**Written request**. Extract every line of the material below and reproduce it faithfully.

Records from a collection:
########
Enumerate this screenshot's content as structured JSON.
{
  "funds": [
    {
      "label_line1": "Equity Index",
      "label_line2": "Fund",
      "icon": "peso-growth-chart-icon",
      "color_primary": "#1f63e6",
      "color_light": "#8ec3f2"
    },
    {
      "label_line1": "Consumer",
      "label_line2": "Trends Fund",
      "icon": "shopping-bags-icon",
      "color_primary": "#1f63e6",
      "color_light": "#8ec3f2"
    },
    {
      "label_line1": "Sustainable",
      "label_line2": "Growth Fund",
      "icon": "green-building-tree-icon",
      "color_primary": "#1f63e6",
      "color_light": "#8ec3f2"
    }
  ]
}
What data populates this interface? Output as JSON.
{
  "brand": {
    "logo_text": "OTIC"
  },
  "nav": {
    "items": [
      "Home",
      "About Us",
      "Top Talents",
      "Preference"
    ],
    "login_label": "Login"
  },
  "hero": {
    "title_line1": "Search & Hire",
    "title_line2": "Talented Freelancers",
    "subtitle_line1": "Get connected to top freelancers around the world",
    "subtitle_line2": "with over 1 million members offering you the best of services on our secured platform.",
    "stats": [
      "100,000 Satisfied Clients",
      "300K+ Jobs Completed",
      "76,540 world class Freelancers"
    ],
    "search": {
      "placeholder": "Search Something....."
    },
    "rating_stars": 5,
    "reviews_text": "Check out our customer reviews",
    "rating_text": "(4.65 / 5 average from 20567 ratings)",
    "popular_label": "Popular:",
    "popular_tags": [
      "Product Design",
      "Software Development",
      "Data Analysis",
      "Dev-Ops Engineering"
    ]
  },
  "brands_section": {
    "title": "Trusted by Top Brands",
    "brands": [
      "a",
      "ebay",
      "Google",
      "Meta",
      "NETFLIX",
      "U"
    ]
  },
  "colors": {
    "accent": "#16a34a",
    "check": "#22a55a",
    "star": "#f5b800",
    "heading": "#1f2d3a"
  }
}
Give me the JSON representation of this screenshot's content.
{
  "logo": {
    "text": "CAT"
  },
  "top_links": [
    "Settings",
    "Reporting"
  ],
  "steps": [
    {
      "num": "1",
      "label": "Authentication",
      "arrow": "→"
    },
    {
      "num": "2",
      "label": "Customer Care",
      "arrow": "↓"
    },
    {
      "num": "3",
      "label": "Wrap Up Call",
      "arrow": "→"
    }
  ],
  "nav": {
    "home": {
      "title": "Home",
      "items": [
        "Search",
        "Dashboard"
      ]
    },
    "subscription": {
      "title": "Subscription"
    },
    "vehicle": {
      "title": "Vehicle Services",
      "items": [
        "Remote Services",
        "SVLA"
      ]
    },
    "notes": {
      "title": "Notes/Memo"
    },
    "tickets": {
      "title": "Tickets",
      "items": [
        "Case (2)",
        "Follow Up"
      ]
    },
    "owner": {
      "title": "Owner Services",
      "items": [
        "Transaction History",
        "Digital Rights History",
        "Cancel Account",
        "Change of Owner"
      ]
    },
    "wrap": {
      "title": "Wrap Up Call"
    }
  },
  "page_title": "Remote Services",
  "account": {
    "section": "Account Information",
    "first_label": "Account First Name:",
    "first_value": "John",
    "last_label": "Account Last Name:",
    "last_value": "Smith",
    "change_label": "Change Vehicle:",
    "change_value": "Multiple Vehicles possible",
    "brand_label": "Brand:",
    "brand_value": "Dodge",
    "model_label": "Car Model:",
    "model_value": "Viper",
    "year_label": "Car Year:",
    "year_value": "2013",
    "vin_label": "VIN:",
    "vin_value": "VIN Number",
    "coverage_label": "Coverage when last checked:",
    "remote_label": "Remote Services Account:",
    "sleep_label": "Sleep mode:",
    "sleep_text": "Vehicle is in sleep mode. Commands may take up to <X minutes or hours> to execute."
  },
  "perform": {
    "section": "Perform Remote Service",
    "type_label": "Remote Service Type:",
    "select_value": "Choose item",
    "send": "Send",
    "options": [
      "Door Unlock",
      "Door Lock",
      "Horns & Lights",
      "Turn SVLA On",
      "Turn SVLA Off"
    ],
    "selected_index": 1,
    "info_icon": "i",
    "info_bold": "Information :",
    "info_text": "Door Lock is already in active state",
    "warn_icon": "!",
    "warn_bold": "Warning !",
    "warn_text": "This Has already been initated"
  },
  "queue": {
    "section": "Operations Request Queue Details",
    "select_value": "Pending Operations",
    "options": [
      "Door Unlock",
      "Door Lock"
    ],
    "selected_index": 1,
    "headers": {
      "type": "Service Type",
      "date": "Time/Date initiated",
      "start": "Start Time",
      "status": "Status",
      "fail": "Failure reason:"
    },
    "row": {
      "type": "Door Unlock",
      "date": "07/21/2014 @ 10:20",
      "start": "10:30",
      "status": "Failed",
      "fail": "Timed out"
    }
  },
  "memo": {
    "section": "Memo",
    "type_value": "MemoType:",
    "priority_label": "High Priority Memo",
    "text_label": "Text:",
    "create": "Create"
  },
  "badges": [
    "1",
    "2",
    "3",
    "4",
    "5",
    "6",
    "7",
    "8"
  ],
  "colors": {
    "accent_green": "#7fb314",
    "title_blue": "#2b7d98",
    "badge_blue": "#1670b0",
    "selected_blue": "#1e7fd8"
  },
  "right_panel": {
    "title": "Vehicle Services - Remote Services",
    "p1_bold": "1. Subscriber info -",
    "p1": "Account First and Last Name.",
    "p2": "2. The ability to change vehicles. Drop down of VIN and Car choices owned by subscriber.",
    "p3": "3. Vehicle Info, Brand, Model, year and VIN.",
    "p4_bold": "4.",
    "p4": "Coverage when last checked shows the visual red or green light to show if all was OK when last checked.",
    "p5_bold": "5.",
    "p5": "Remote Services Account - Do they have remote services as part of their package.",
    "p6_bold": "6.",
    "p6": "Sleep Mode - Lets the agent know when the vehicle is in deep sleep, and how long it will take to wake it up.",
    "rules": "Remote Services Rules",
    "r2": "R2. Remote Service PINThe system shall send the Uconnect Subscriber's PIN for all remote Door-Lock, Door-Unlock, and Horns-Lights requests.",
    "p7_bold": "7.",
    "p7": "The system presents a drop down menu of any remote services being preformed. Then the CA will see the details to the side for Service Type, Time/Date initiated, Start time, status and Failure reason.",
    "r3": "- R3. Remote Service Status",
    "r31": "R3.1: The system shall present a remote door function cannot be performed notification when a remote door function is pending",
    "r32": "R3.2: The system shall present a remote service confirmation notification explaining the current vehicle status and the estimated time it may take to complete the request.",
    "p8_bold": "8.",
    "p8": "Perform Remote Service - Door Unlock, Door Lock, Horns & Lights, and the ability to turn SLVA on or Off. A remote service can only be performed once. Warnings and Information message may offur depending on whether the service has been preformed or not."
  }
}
########
**Answer to the task**.
Enumerate this screenshot's content as structured JSON.
{
  "funds": [
    {
      "label_line1": "Equity Index",
      "label_line2": "Fund",
      "icon": "peso-growth-chart-icon",
      "color_primary": "#1f63e6",
      "color_light": "#8ec3f2"
    },
    {
      "label_line1": "Consumer",
      "label_line2": "Trends Fund",
      "icon": "shopping-bags-icon",
      "color_primary": "#1f63e6",
      "color_light": "#8ec3f2"
    },
    {
      "label_line1": "Sustainable",
      "label_line2": "Growth Fund",
      "icon": "green-building-tree-icon",
      "color_primary": "#1f63e6",
      "color_light": "#8ec3f2"
    }
  ]
}
What data populates this interface? Output as JSON.
{
  "brand": {
    "logo_text": "OTIC"
  },
  "nav": {
    "items": [
      "Home",
      "About Us",
      "Top Talents",
      "Preference"
    ],
    "login_label": "Login"
  },
  "hero": {
    "title_line1": "Search & Hire",
    "title_line2": "Talented Freelancers",
    "subtitle_line1": "Get connected to top freelancers around the world",
    "subtitle_line2": "with over 1 million members offering you the best of services on our secured platform.",
    "stats": [
      "100,000 Satisfied Clients",
      "300K+ Jobs Completed",
      "76,540 world class Freelancers"
    ],
    "search": {
      "placeholder": "Search Something....."
    },
    "rating_stars": 5,
    "reviews_text": "Check out our customer reviews",
    "rating_text": "(4.65 / 5 average from 20567 ratings)",
    "popular_label": "Popular:",
    "popular_tags": [
      "Product Design",
      "Software Development",
      "Data Analysis",
      "Dev-Ops Engineering"
    ]
  },
  "brands_section": {
    "title": "Trusted by Top Brands",
    "brands": [
      "a",
      "ebay",
      "Google",
      "Meta",
      "NETFLIX",
      "U"
    ]
  },
  "colors": {
    "accent": "#16a34a",
    "check": "#22a55a",
    "star": "#f5b800",
    "heading": "#1f2d3a"
  }
}
Give me the JSON representation of this screenshot's content.
{
  "logo": {
    "text": "CAT"
  },
  "top_links": [
    "Settings",
    "Reporting"
  ],
  "steps": [
    {
      "num": "1",
      "label": "Authentication",
      "arrow": "→"
    },
    {
      "num": "2",
      "label": "Customer Care",
      "arrow": "↓"
    },
    {
      "num": "3",
      "label": "Wrap Up Call",
      "arrow": "→"
    }
  ],
  "nav": {
    "home": {
      "title": "Home",
      "items": [
        "Search",
        "Dashboard"
      ]
    },
    "subscription": {
      "title": "Subscription"
    },
    "vehicle": {
      "title": "Vehicle Services",
      "items": [
        "Remote Services",
        "SVLA"
      ]
    },
    "notes": {
      "title": "Notes/Memo"
    },
    "tickets": {
      "title": "Tickets",
      "items": [
        "Case (2)",
        "Follow Up"
      ]
    },
    "owner": {
      "title": "Owner Services",
      "items": [
        "Transaction History",
        "Digital Rights History",
        "Cancel Account",
        "Change of Owner"
      ]
    },
    "wrap": {
      "title": "Wrap Up Call"
    }
  },
  "page_title": "Remote Services",
  "account": {
    "section": "Account Information",
    "first_label": "Account First Name:",
    "first_value": "John",
    "last_label": "Account Last Name:",
    "last_value": "Smith",
    "change_label": "Change Vehicle:",
    "change_value": "Multiple Vehicles possible",
    "brand_label": "Brand:",
    "brand_value": "Dodge",
    "model_label": "Car Model:",
    "model_value": "Viper",
    "year_label": "Car Year:",
    "year_value": "2013",
    "vin_label": "VIN:",
    "vin_value": "VIN Number",
    "coverage_label": "Coverage when last checked:",
    "remote_label": "Remote Services Account:",
    "sleep_label": "Sleep mode:",
    "sleep_text": "Vehicle is in sleep mode. Commands may take up to <X minutes or hours> to execute."
  },
  "perform": {
    "section": "Perform Remote Service",
    "type_label": "Remote Service Type:",
    "select_value": "Choose item",
    "send": "Send",
    "options": [
      "Door Unlock",
      "Door Lock",
      "Horns & Lights",
      "Turn SVLA On",
      "Turn SVLA Off"
    ],
    "selected_index": 1,
    "info_icon": "i",
    "info_bold": "Information :",
    "info_text": "Door Lock is already in active state",
    "warn_icon": "!",
    "warn_bold": "Warning !",
    "warn_text": "This Has already been initated"
  },
  "queue": {
    "section": "Operations Request Queue Details",
    "select_value": "Pending Operations",
    "options": [
      "Door Unlock",
      "Door Lock"
    ],
    "selected_index": 1,
    "headers": {
      "type": "Service Type",
      "date": "Time/Date initiated",
      "start": "Start Time",
      "status": "Status",
      "fail": "Failure reason:"
    },
    "row": {
      "type": "Door Unlock",
      "date": "07/21/2014 @ 10:20",
      "start": "10:30",
      "status": "Failed",
      "fail": "Timed out"
    }
  },
  "memo": {
    "section": "Memo",
    "type_value": "MemoType:",
    "priority_label": "High Priority Memo",
    "text_label": "Text:",
    "create": "Create"
  },
  "badges": [
    "1",
    "2",
    "3",
    "4",
    "5",
    "6",
    "7",
    "8"
  ],
  "colors": {
    "accent_green": "#7fb314",
    "title_blue": "#2b7d98",
    "badge_blue": "#1670b0",
    "selected_blue": "#1e7fd8"
  },
  "right_panel": {
    "title": "Vehicle Services - Remote Services",
    "p1_bold": "1. Subscriber info -",
    "p1": "Account First and Last Name.",
    "p2": "2. The ability to change vehicles. Drop down of VIN and Car choices owned by subscriber.",
    "p3": "3. Vehicle Info, Brand, Model, year and VIN.",
    "p4_bold": "4.",
    "p4": "Coverage when last checked shows the visual red or green light to show if all was OK when last checked.",
    "p5_bold": "5.",
    "p5": "Remote Services Account - Do they have remote services as part of their package.",
    "p6_bold": "6.",
    "p6": "Sleep Mode - Lets the agent know when the vehicle is in deep sleep, and how long it will take to wake it up.",
    "rules": "Remote Services Rules",
    "r2": "R2. Remote Service PINThe system shall send the Uconnect Subscriber's PIN for all remote Door-Lock, Door-Unlock, and Horns-Lights requests.",
    "p7_bold": "7.",
    "p7": "The system presents a drop down menu of any remote services being preformed. Then the CA will see the details to the side for Service Type, Time/Date initiated, Start time, status and Failure reason.",
    "r3": "- R3. Remote Service Status",
    "r31": "R3.1: The system shall present a remote door function cannot be performed notification when a remote door function is pending",
    "r32": "R3.2: The system shall present a remote service confirmation notification explaining the current vehicle status and the estimated time it may take to complete the request.",
    "p8_bold": "8.",
    "p8": "Perform Remote Service - Door Unlock, Door Lock, Horns & Lights, and the ability to turn SLVA on or Off. A remote service can only be performed once. Warnings and Information message may offur depending on whether the service has been preformed or not."
  }
}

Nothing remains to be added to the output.